▸ **任务目标 a**: 用两句话概括这篇关于Spark的小总结。

▸ **所示文本**:
= = = = = = =

这是阅读spark文档并亲自使用spark实验的不完全小总结。
1.DAG的优势,相比较于MR
首先,DAG是MR的迭代模型。其中一个优点是,DAG可以做全局的优化,而Hadoop的MR没有意识到这点。
MapReduce简单的使用了Map和Reduce.一个MR只能做一个简单的对数据的聚合操作,但是如果要做更复杂的,那就是DAG了。
Hadoop MapReduce的操作是read data from HDFS, apply map and reduce, write back to HDFS. DAG可以更好的利用内存。
2.RDD概念的理解
RDD is a dataset which is distributed, that is, it is divided into "partitions". Each of these partitions can be present in the memory or disk of different machines. If you want Spark to process the RDD, then Spark needs to launch one task per partition of the RDD. Its best that each task be sent to the machine have the partition that task is supposed to process. In that case, the task will be able to read the data of the partition from the local machine. Otherwise, the task would have to pull the partition data over the network from a different machine, which is less efficient. This scheduling of tasks (that is, allocation of tasks to machines) such that the tasks can read data "locally" is known as "locality aware scheduling".

= = = = = = =

▸ **条目位置记录**:
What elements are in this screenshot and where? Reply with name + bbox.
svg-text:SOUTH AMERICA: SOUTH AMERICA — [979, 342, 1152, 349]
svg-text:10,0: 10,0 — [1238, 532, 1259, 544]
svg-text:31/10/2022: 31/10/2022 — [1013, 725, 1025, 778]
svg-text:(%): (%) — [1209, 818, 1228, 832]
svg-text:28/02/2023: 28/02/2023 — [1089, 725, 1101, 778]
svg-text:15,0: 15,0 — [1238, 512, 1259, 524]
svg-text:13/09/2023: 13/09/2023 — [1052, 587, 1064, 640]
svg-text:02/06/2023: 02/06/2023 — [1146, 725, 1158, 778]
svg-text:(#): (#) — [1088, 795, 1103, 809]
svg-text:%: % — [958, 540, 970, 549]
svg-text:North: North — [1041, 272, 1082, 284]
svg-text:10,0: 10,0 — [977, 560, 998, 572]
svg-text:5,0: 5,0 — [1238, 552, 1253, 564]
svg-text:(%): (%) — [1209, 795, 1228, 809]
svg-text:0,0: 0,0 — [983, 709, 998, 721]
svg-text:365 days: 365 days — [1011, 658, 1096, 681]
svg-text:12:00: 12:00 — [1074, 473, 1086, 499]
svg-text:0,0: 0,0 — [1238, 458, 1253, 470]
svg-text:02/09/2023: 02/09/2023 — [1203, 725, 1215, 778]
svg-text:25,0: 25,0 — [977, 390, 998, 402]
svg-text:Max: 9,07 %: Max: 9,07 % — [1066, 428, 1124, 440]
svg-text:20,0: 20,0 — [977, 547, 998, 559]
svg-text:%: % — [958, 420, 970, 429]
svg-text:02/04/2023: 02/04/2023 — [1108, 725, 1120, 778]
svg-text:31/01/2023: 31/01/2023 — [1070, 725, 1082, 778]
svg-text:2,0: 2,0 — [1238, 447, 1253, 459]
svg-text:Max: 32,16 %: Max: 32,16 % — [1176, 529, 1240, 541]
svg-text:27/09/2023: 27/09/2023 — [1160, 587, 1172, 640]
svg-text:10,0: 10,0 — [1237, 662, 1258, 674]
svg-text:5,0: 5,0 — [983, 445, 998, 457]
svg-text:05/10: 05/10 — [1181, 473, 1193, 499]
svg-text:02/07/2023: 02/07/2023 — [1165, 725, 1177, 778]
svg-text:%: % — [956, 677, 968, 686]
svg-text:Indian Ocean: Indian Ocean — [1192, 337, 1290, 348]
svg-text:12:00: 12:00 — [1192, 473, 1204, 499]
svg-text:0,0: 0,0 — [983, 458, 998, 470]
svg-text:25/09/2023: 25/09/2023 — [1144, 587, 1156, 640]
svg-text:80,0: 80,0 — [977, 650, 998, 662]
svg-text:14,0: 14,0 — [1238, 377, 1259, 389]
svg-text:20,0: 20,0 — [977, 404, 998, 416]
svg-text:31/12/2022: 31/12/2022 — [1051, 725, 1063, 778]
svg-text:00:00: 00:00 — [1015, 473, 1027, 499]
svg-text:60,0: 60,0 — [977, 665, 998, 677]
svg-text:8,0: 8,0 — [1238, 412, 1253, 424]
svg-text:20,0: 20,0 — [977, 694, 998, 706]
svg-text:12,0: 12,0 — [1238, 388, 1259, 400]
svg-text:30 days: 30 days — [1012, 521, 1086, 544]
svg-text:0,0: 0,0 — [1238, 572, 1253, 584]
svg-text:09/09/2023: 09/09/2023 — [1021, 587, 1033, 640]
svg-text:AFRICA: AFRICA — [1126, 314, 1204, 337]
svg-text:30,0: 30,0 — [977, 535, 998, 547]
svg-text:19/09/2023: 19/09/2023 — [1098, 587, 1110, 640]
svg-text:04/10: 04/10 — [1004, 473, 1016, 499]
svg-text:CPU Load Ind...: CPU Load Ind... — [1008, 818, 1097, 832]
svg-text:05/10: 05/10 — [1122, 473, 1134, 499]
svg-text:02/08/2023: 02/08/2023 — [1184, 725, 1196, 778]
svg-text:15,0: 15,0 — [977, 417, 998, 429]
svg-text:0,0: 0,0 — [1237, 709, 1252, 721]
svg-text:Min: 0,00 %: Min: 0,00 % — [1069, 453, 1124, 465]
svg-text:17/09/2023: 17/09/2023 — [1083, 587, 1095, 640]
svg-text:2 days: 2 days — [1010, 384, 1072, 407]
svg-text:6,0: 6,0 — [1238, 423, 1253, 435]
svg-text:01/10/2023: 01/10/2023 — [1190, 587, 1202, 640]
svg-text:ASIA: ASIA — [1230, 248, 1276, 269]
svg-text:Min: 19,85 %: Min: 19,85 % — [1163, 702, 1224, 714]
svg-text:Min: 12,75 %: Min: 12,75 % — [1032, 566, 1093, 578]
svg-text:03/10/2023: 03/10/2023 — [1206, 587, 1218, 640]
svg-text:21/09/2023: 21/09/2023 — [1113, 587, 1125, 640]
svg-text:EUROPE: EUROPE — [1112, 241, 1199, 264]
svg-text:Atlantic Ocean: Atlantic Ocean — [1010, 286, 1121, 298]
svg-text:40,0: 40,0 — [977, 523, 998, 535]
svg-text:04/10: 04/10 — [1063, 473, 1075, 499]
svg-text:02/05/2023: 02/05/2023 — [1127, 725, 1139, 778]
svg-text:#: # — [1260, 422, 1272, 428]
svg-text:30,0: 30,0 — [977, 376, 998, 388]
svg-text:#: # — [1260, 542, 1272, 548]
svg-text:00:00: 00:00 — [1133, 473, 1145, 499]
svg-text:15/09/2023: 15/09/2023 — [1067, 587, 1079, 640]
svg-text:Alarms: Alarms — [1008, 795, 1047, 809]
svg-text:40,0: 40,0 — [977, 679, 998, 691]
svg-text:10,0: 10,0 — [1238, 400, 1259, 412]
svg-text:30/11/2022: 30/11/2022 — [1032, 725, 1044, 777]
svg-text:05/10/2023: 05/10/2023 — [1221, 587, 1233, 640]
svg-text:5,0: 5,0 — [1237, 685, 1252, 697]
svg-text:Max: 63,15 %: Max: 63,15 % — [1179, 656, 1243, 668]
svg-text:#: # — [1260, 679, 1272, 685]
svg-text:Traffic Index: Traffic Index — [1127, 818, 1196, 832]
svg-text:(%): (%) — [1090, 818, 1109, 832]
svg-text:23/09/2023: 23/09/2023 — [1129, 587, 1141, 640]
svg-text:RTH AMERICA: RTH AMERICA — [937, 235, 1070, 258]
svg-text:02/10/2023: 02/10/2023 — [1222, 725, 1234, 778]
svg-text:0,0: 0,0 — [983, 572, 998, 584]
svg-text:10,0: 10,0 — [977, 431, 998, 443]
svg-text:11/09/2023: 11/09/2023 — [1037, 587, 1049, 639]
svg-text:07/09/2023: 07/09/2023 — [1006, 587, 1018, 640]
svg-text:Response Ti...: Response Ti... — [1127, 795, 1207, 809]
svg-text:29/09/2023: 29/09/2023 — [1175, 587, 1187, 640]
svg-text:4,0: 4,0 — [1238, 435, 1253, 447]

= = = = = = =

▸ **任务目标 b**: 把这组行从第一行起、到含有“svg-text:28/02/2023: 28/02/2023 —”的那一行为止(含首尾)重写一遍,将其中的“svg-text”改名为“text”,其余一律不动。

▸ **完整输出 a**: DAG是MR的迭代模型,能做全局优化并更好地利用内存;而一个MR只能对数据做简单的聚合,流程是从HDFS读数据、执行map和reduce、再写回HDFS。RDD是划分为多个分区的分布式数据集,Spark为每个分区启动一个任务,最好把任务发到持有该分区的机器上本地读取数据,这种调度称为“locality aware scheduling”。

▸ **完整输出 b**:
What elements are in this screenshot and where? Reply with name + bbox.
text:SOUTH AMERICA: SOUTH AMERICA — [979, 342, 1152, 349]
text:10,0: 10,0 — [1238, 532, 1259, 544]
text:31/10/2022: 31/10/2022 — [1013, 725, 1025, 778]
text:(%): (%) — [1209, 818, 1228, 832]
text:28/02/2023: 28/02/2023 — [1089, 725, 1101, 778]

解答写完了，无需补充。